Data entries
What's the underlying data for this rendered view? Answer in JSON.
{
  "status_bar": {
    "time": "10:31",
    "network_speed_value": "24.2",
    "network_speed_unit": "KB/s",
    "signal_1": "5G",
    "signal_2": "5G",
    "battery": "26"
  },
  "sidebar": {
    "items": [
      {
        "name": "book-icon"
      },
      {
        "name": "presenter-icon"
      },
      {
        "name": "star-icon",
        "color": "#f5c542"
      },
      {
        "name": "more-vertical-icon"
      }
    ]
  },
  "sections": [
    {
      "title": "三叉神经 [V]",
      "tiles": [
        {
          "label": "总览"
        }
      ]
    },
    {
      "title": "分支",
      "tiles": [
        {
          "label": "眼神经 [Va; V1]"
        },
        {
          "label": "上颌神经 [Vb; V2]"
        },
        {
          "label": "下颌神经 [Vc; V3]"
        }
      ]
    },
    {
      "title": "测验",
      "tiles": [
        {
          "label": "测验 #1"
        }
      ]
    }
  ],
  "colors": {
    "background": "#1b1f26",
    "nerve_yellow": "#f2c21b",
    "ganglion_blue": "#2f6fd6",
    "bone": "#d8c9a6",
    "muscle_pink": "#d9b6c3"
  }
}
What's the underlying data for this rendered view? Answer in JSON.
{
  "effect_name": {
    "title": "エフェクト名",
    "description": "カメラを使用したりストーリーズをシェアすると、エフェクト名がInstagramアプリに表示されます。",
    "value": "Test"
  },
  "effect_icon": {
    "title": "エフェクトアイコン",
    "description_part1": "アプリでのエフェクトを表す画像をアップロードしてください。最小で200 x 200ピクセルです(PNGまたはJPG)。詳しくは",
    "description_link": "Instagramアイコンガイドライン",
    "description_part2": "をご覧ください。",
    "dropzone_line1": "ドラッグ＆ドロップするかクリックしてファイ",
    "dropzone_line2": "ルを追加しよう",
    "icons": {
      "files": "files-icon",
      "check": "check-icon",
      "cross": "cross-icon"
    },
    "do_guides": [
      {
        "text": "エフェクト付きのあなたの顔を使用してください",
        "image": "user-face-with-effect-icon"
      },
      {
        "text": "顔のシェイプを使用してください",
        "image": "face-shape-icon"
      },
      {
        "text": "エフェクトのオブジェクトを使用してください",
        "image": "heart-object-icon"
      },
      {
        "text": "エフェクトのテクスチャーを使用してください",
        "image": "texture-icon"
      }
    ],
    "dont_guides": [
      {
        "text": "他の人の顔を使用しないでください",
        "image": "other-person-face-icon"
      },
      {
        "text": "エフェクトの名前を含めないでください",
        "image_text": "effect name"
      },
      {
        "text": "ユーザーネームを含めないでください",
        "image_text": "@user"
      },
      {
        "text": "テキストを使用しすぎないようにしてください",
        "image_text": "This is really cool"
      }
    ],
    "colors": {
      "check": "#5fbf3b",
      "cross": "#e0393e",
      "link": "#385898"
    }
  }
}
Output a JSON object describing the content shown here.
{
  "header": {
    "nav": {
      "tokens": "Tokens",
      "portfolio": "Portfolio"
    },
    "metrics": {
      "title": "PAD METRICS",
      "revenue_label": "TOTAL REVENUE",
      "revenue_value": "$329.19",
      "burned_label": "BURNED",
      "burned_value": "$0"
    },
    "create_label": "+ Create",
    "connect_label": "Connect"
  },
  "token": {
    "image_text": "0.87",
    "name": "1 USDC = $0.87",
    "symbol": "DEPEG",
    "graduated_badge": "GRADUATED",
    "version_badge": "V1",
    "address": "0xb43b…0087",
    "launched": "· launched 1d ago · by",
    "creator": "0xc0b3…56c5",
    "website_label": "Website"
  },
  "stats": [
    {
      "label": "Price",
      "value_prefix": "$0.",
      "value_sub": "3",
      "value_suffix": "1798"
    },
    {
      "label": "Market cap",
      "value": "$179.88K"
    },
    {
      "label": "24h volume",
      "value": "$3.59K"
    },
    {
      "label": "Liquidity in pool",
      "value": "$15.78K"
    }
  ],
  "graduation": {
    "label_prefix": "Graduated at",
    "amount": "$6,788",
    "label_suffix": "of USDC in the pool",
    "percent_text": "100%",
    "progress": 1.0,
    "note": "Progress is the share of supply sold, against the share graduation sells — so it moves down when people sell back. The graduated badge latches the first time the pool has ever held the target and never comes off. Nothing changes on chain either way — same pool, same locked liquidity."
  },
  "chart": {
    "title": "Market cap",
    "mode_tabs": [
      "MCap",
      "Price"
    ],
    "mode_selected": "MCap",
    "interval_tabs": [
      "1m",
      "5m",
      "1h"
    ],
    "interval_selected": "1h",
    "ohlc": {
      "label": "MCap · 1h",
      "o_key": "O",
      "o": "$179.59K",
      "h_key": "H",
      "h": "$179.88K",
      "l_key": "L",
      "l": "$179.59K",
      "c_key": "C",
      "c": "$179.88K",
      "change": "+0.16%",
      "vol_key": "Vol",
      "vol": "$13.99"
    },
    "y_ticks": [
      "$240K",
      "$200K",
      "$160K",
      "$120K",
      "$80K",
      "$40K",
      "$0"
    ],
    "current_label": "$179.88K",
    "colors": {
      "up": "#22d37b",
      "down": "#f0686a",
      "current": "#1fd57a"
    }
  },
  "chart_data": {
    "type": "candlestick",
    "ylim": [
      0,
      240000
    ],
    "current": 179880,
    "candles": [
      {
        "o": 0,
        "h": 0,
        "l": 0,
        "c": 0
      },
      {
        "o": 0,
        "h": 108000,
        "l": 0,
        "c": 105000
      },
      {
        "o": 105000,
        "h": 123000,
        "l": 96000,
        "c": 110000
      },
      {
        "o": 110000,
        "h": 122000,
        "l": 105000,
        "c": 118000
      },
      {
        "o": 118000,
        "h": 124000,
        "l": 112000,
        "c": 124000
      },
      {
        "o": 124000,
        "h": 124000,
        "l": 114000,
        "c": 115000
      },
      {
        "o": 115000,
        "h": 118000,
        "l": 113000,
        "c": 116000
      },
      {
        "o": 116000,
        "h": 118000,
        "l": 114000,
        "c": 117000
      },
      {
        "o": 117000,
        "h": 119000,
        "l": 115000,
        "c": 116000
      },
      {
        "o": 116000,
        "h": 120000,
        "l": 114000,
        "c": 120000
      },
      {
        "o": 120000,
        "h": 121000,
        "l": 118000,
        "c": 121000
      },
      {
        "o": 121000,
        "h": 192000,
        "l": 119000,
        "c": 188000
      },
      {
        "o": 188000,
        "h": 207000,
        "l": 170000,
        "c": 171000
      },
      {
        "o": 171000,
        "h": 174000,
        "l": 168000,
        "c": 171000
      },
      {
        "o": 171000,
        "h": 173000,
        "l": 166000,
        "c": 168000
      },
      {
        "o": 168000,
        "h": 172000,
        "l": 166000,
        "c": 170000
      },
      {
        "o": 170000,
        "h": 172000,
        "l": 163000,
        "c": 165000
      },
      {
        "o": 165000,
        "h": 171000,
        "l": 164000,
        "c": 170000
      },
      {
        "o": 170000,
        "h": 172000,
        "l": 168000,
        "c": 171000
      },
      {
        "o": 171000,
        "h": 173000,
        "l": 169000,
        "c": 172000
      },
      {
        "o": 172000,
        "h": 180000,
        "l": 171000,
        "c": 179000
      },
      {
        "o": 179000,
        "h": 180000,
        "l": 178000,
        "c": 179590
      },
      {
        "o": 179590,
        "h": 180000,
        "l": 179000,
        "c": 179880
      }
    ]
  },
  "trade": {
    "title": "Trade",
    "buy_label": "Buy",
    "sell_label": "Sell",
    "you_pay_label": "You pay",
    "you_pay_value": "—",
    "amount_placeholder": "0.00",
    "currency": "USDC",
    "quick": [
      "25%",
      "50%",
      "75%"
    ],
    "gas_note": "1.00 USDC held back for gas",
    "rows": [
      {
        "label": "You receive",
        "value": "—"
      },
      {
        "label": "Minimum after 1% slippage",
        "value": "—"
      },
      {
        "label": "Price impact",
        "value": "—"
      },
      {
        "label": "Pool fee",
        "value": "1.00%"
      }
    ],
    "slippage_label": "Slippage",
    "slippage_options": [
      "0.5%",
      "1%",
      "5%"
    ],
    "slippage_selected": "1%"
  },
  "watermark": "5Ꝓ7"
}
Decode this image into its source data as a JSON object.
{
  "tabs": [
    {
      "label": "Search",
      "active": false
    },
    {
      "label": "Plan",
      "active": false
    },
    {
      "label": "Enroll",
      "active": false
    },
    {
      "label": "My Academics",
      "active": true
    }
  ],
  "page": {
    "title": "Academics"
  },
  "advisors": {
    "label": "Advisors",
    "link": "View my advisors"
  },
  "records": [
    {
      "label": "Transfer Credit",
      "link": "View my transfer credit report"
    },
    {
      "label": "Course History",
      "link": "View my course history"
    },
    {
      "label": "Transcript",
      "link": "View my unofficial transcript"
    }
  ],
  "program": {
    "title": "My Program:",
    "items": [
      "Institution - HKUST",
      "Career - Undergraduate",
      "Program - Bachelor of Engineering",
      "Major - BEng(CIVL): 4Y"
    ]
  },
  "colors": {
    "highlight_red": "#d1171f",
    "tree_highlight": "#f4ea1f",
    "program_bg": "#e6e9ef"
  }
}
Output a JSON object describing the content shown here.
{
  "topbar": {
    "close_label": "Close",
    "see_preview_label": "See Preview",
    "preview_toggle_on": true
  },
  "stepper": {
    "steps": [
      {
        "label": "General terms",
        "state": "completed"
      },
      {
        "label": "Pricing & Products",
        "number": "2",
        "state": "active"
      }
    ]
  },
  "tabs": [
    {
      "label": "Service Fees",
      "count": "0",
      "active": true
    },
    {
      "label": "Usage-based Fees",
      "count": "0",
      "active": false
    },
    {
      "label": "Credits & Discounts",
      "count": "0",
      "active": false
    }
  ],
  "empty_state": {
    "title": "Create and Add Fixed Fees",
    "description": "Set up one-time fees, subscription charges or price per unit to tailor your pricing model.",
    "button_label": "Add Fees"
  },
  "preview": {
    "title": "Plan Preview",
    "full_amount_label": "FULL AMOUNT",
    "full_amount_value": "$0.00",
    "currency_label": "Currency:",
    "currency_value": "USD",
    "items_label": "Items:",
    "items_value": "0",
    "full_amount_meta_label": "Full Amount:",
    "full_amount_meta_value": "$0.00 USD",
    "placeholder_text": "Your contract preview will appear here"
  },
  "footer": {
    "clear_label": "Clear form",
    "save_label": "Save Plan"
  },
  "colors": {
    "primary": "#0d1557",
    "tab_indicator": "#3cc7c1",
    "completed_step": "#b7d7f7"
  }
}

## WORK TO DO
Take every line above carrying "down" and return it.

## EXERCISE ANSWER
    "note": "Progress is the share of supply sold, against the share graduation sells — so it moves down when people sell back. The graduated badge latches the first time the pool has ever held the target and never comes off. Nothing changes on chain either way — same pool, same locked liquidity."
      "down": "#f0686a",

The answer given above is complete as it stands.